--- What to do ---
Copy word for word the lines starting with the very first one and going on through the line that contains "62, 437, 79]".

(Bounding box entries)

--------------------------------------------------

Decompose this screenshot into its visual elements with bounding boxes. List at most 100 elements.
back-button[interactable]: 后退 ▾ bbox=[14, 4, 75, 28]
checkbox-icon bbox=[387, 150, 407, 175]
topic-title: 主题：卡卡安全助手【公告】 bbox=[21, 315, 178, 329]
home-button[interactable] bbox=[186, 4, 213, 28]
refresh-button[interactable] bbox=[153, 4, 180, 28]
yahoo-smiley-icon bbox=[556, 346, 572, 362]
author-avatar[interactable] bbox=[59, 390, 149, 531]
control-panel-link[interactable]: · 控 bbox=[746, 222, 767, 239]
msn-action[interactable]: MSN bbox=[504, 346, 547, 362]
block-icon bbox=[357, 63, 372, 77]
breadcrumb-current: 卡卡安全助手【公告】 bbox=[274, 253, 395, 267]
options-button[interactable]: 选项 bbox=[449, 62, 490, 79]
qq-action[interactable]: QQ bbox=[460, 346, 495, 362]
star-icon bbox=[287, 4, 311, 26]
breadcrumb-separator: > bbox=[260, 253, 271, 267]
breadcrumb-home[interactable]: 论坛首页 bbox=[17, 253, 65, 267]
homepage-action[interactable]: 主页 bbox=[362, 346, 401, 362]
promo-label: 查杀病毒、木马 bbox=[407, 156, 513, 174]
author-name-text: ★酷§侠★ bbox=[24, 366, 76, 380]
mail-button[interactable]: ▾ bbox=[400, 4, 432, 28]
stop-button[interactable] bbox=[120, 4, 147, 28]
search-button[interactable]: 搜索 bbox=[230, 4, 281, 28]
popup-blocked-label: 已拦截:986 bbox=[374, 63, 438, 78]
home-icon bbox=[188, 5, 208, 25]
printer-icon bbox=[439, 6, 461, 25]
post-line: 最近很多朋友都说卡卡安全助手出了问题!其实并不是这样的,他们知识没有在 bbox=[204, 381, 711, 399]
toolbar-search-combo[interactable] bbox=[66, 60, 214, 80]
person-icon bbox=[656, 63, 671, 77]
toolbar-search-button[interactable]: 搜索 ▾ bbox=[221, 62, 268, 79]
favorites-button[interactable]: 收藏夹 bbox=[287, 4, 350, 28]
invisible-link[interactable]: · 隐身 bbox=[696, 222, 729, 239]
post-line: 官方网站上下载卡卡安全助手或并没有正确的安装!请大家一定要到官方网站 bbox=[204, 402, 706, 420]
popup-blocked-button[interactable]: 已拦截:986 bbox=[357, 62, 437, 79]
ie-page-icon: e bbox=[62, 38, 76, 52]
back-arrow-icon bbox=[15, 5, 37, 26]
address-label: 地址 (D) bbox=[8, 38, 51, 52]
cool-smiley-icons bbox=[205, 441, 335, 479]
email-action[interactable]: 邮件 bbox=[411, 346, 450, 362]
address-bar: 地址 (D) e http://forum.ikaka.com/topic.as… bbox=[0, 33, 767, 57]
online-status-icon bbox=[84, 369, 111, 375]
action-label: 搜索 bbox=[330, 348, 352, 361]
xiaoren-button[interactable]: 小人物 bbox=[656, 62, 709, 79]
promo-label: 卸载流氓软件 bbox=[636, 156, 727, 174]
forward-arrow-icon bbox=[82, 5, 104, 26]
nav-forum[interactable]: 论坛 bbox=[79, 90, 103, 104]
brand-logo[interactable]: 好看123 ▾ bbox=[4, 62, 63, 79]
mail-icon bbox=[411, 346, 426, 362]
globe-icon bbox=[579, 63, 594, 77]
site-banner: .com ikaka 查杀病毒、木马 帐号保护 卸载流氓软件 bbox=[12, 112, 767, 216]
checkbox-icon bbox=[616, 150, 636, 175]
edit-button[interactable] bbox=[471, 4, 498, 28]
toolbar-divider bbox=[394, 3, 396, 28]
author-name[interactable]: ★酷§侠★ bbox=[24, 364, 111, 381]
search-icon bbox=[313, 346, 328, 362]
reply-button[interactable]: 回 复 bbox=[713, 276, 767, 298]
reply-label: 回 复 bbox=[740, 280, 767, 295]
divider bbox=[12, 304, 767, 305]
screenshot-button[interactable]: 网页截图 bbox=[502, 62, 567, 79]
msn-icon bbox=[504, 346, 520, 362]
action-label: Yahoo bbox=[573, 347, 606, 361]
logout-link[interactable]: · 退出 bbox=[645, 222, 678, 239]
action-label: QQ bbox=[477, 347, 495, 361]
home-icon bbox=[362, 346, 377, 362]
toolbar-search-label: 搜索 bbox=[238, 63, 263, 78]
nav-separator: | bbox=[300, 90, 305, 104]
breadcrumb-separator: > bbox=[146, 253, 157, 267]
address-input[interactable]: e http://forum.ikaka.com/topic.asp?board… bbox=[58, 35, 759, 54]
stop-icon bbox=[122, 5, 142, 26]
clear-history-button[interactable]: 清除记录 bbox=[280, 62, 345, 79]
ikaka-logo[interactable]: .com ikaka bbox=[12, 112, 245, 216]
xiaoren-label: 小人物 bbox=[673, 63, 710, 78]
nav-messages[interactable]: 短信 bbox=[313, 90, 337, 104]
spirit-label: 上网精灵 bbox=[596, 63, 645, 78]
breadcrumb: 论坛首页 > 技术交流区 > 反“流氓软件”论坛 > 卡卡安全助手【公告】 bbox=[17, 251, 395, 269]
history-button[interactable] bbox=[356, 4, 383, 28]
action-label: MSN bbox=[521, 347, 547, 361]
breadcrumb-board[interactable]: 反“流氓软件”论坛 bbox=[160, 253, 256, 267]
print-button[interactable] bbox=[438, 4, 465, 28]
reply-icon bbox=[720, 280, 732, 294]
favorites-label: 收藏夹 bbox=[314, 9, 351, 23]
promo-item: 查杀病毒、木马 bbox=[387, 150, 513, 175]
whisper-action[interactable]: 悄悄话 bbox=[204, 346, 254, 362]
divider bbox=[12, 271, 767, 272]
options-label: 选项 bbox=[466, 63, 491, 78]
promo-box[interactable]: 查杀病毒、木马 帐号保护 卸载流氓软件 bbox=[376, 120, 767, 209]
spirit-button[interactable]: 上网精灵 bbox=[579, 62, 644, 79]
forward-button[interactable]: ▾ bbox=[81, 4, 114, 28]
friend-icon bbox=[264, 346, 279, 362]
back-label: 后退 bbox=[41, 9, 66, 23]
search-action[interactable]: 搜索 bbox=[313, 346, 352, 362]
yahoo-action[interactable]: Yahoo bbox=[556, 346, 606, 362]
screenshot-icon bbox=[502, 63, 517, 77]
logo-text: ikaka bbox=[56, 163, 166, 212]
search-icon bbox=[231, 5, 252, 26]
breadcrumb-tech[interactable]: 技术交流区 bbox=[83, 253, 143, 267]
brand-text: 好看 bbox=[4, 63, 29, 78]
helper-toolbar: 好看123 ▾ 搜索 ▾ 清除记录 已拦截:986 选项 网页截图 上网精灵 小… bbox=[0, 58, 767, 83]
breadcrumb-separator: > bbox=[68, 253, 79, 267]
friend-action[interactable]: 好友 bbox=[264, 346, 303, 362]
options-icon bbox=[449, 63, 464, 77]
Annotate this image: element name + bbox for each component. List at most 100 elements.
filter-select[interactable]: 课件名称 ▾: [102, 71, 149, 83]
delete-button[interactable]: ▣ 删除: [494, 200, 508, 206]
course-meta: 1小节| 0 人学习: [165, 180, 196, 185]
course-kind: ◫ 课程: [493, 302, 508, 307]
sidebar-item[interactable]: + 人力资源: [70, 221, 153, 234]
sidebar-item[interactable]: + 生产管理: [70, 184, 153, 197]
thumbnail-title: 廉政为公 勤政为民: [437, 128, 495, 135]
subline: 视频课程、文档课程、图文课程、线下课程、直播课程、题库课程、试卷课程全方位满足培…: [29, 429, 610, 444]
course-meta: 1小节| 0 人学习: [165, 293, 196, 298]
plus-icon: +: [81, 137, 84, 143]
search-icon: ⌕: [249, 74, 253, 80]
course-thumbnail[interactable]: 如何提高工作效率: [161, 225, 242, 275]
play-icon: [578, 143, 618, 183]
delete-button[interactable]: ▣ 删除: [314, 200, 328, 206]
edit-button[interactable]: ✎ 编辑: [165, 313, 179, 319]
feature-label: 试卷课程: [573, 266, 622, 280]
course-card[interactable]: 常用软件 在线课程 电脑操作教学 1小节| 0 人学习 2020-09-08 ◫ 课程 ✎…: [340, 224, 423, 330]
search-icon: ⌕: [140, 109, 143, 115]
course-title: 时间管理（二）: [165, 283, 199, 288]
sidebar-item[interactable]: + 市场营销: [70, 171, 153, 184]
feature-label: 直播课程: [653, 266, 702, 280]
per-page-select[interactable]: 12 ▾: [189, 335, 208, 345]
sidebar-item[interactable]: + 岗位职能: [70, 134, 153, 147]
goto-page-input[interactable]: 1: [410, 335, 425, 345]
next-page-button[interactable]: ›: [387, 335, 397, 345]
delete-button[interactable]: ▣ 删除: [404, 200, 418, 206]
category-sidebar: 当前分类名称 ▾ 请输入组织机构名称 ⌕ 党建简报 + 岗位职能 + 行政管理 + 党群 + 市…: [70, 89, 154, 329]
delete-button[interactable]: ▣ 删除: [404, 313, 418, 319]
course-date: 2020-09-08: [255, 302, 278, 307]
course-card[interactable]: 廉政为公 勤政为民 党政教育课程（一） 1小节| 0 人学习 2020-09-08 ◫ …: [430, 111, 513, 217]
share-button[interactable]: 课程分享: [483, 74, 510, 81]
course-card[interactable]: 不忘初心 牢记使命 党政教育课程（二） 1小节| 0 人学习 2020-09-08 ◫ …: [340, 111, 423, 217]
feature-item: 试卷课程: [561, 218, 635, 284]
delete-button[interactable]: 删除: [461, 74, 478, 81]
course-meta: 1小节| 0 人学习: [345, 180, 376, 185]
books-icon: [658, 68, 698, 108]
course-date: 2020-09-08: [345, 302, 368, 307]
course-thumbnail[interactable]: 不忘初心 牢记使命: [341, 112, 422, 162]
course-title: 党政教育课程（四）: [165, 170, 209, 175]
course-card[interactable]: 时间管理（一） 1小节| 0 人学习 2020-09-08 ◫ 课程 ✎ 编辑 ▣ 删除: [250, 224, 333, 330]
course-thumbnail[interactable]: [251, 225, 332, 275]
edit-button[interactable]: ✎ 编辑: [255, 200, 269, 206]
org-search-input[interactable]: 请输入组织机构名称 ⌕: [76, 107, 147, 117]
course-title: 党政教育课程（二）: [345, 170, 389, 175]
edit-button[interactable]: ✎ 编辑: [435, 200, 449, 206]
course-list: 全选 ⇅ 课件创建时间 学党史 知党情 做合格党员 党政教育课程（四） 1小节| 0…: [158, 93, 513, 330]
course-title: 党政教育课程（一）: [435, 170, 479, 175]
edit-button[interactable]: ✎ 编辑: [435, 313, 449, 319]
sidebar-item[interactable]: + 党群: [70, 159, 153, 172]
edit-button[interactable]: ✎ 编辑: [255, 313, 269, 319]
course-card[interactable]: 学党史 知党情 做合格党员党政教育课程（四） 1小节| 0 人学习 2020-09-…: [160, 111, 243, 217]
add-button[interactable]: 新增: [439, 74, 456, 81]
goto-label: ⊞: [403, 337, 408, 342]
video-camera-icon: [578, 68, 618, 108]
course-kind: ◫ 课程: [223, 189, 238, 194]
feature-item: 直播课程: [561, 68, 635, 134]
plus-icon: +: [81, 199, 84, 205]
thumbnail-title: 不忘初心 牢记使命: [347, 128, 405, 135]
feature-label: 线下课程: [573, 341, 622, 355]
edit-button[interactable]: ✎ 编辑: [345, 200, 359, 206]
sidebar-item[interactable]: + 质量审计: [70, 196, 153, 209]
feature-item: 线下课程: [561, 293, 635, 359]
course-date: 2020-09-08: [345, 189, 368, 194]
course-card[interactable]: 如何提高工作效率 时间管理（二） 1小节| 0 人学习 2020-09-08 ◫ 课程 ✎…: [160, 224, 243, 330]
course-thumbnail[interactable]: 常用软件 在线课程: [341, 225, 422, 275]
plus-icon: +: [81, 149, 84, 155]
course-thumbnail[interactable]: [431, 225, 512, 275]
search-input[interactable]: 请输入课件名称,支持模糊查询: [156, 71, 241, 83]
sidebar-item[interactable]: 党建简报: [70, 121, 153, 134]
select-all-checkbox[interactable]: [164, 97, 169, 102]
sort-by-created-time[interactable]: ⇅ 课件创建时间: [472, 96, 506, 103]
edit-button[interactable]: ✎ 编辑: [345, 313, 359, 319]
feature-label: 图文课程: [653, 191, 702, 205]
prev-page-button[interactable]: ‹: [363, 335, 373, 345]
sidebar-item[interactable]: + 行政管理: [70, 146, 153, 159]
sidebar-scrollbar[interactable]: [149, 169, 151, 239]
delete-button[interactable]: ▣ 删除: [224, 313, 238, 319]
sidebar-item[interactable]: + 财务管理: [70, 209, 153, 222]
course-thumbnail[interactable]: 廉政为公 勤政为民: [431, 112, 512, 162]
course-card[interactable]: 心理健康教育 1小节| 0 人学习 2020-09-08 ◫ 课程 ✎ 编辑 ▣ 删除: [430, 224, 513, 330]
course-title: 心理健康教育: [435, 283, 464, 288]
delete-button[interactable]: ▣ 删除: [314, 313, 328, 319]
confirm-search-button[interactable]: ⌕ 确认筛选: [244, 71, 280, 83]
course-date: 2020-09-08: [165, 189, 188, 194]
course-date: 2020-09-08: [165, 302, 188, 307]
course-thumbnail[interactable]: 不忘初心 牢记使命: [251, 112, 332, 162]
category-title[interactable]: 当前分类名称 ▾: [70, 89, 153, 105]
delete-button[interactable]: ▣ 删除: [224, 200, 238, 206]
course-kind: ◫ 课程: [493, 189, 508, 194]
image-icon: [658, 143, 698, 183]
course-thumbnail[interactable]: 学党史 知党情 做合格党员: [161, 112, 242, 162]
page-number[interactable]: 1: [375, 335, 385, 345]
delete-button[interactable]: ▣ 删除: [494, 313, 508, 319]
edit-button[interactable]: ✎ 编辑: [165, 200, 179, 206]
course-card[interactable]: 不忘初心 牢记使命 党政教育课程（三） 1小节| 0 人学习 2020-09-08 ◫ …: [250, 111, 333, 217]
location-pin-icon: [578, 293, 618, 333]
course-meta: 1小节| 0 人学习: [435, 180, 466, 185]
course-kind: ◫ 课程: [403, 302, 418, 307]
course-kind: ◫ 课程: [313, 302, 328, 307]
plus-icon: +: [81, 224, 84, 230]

--------------------------------------------------

--- Output for this task ---
Decompose this screenshot into its visual elements with bounding boxes. List at most 100 elements.
back-button[interactable]: 后退 ▾ bbox=[14, 4, 75, 28]
checkbox-icon bbox=[387, 150, 407, 175]
topic-title: 主题：卡卡安全助手【公告】 bbox=[21, 315, 178, 329]
home-button[interactable] bbox=[186, 4, 213, 28]
refresh-button[interactable] bbox=[153, 4, 180, 28]
yahoo-smiley-icon bbox=[556, 346, 572, 362]
author-avatar[interactable] bbox=[59, 390, 149, 531]
control-panel-link[interactable]: · 控 bbox=[746, 222, 767, 239]
msn-action[interactable]: MSN bbox=[504, 346, 547, 362]
block-icon bbox=[357, 63, 372, 77]
breadcrumb-current: 卡卡安全助手【公告】 bbox=[274, 253, 395, 267]
options-button[interactable]: 选项 bbox=[449, 62, 490, 79]
qq-action[interactable]: QQ bbox=[460, 346, 495, 362]
star-icon bbox=[287, 4, 311, 26]
breadcrumb-separator: > bbox=[260, 253, 271, 267]
breadcrumb-home[interactable]: 论坛首页 bbox=[17, 253, 65, 267]
homepage-action[interactable]: 主页 bbox=[362, 346, 401, 362]
promo-label: 查杀病毒、木马 bbox=[407, 156, 513, 174]
author-name-text: ★酷§侠★ bbox=[24, 366, 76, 380]
mail-button[interactable]: ▾ bbox=[400, 4, 432, 28]
stop-button[interactable] bbox=[120, 4, 147, 28]
search-button[interactable]: 搜索 bbox=[230, 4, 281, 28]
popup-blocked-label: 已拦截:986 bbox=[374, 63, 438, 78]
home-icon bbox=[188, 5, 208, 25]
printer-icon bbox=[439, 6, 461, 25]
post-line: 最近很多朋友都说卡卡安全助手出了问题!其实并不是这样的,他们知识没有在 bbox=[204, 381, 711, 399]
toolbar-search-combo[interactable] bbox=[66, 60, 214, 80]
person-icon bbox=[656, 63, 671, 77]
toolbar-search-button[interactable]: 搜索 ▾ bbox=[221, 62, 268, 79]
favorites-button[interactable]: 收藏夹 bbox=[287, 4, 350, 28]
invisible-link[interactable]: · 隐身 bbox=[696, 222, 729, 239]
post-line: 官方网站上下载卡卡安全助手或并没有正确的安装!请大家一定要到官方网站 bbox=[204, 402, 706, 420]
popup-blocked-button[interactable]: 已拦截:986 bbox=[357, 62, 437, 79]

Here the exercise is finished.